__Exercise__: Look through the lines and report how many include the word "prvá", giving nothing but the number.
━━━
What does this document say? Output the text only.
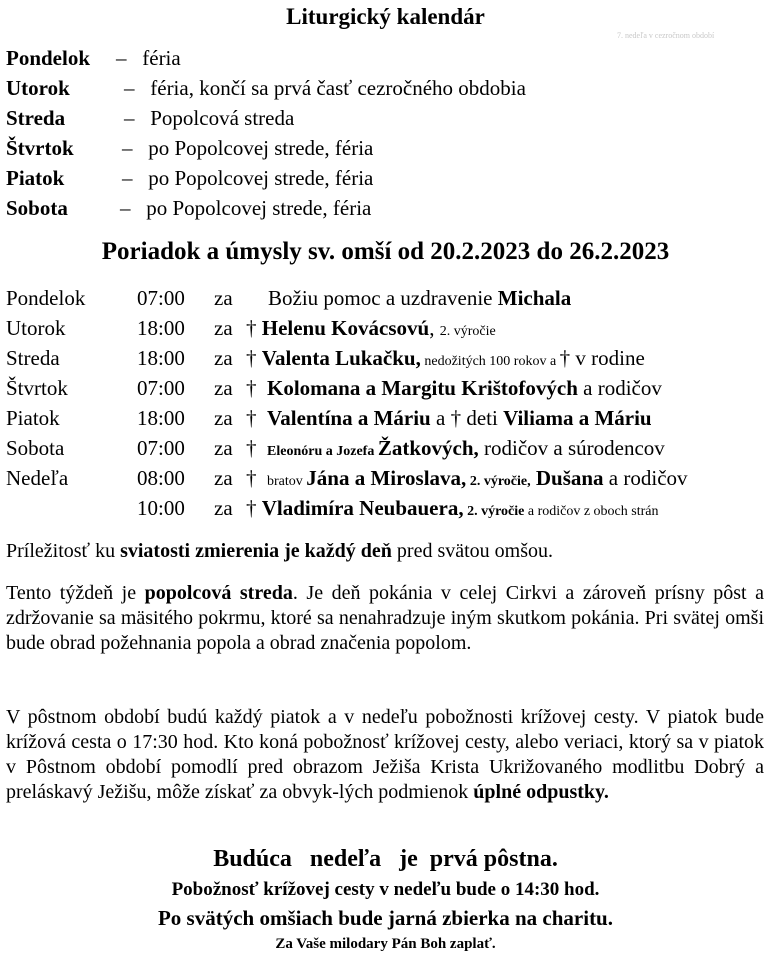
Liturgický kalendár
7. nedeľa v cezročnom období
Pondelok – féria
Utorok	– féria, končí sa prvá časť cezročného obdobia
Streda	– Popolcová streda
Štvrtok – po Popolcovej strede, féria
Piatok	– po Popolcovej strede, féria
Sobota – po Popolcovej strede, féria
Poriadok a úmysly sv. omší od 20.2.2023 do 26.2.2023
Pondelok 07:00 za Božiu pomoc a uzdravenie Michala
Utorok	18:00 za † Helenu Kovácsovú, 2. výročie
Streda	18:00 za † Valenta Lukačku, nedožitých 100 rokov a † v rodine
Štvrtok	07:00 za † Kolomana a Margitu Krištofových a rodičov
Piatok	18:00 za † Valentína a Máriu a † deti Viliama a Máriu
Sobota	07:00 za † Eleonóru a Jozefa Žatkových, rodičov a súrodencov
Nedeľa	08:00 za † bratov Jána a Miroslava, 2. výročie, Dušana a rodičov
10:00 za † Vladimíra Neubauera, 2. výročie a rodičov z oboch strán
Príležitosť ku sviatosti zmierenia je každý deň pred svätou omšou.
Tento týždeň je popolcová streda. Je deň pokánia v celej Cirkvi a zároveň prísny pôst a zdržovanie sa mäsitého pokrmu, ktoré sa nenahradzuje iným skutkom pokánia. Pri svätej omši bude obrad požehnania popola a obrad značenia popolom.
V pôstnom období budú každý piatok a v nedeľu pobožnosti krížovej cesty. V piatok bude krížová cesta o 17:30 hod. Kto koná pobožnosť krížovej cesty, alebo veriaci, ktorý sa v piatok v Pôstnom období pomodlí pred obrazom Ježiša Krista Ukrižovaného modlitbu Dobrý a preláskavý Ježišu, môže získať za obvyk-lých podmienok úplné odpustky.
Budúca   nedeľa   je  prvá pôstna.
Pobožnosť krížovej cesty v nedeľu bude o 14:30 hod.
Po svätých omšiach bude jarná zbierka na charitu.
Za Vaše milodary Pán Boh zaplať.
━━━
__Finished answer__: 2